The exercise: Gather up all lines that carry the word "Department".

....

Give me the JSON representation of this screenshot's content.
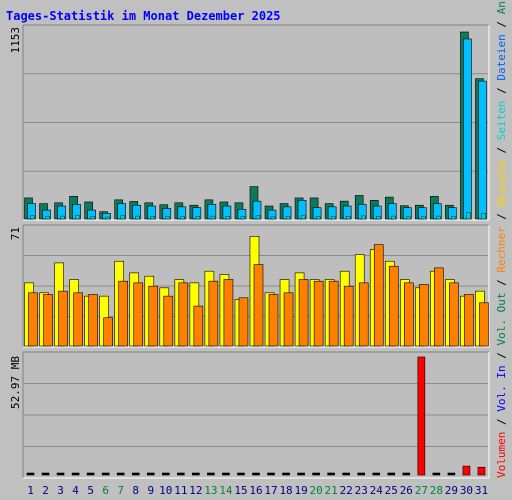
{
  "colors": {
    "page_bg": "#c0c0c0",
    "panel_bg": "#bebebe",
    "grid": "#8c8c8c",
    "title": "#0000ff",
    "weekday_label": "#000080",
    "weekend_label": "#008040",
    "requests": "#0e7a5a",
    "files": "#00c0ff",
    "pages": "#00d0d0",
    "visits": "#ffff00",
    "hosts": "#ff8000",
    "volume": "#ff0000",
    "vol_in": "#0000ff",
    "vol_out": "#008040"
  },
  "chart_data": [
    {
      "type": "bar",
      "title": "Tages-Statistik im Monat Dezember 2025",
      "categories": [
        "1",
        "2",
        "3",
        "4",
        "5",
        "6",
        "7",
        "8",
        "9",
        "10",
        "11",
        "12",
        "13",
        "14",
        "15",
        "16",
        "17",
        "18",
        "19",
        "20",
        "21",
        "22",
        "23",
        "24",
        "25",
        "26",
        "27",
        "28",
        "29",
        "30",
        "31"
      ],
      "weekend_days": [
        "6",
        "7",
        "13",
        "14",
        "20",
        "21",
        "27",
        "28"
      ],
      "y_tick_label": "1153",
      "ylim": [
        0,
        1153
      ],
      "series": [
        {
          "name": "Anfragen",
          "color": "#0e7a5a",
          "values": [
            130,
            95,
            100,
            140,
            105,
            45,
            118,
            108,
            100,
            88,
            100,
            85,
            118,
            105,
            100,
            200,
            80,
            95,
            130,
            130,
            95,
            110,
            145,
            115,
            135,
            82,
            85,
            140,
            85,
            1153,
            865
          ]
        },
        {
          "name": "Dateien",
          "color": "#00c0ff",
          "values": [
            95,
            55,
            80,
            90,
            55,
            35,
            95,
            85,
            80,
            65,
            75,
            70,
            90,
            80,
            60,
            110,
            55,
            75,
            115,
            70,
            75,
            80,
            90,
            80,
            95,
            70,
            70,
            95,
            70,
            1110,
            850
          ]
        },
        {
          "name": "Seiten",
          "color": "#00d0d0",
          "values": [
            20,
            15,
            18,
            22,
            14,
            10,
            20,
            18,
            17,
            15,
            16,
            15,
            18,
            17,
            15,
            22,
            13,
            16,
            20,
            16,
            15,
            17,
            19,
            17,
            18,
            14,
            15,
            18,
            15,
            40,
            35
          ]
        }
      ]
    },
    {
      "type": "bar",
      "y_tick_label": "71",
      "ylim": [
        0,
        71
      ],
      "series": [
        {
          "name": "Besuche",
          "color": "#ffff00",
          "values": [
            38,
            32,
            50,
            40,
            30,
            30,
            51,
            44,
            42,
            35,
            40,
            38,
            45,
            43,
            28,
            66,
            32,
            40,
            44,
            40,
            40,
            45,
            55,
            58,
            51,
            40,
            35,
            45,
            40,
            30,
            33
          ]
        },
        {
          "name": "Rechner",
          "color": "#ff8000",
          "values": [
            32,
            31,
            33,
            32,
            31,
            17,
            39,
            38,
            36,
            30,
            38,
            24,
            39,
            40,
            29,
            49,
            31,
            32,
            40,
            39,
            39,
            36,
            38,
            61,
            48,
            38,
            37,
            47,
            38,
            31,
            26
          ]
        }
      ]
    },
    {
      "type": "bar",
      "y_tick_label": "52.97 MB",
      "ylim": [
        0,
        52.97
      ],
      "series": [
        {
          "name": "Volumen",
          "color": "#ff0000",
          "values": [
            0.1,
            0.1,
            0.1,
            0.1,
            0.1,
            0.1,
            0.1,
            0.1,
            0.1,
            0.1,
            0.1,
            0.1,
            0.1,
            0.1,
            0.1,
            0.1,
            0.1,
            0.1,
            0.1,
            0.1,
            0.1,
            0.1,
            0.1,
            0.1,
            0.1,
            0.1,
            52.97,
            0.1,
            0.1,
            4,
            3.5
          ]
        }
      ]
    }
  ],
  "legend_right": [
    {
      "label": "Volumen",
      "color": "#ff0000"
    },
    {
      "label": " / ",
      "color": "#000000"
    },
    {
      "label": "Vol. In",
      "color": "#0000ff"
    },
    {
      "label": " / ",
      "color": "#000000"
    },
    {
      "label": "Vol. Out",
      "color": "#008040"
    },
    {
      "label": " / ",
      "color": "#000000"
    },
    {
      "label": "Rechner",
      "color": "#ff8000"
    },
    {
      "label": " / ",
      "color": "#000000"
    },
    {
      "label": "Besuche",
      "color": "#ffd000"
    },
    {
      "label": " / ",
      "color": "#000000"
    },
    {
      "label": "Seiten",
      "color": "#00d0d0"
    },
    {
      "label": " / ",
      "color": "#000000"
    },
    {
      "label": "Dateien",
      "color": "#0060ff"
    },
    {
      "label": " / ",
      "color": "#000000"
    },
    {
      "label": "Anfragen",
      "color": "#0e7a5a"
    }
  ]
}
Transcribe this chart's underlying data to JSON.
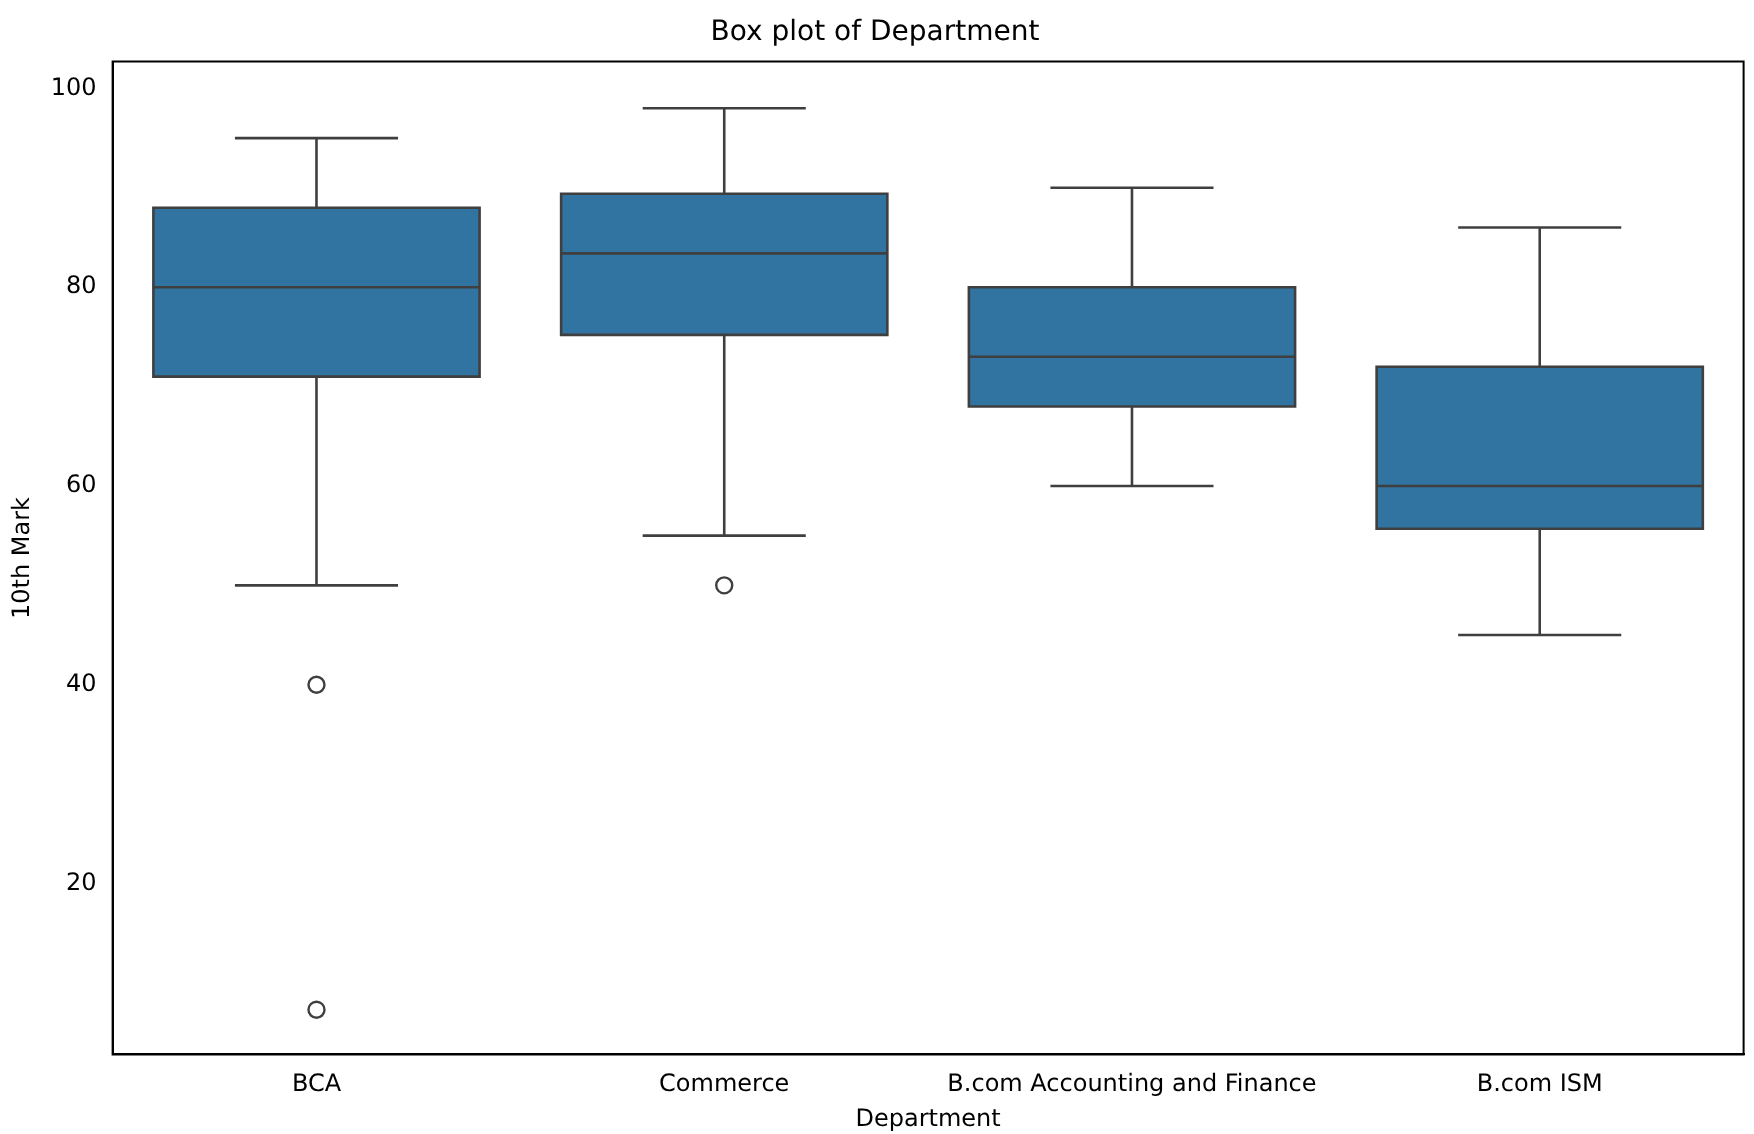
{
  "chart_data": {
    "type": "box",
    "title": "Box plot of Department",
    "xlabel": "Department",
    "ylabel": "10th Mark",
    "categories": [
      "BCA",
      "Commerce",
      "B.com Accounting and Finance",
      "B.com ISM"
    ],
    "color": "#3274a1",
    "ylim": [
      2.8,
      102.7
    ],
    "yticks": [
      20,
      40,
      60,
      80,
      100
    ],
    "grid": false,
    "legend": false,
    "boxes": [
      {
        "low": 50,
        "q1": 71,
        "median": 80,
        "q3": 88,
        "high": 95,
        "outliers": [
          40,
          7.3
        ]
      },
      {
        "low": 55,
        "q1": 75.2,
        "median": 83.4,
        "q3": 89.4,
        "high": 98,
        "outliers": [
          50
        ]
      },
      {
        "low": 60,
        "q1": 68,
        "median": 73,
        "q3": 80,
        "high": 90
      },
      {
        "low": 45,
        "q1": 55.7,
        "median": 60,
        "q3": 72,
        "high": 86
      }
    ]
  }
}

....

Expected answer:
    "title": "Box plot of Department",
    "xlabel": "Department",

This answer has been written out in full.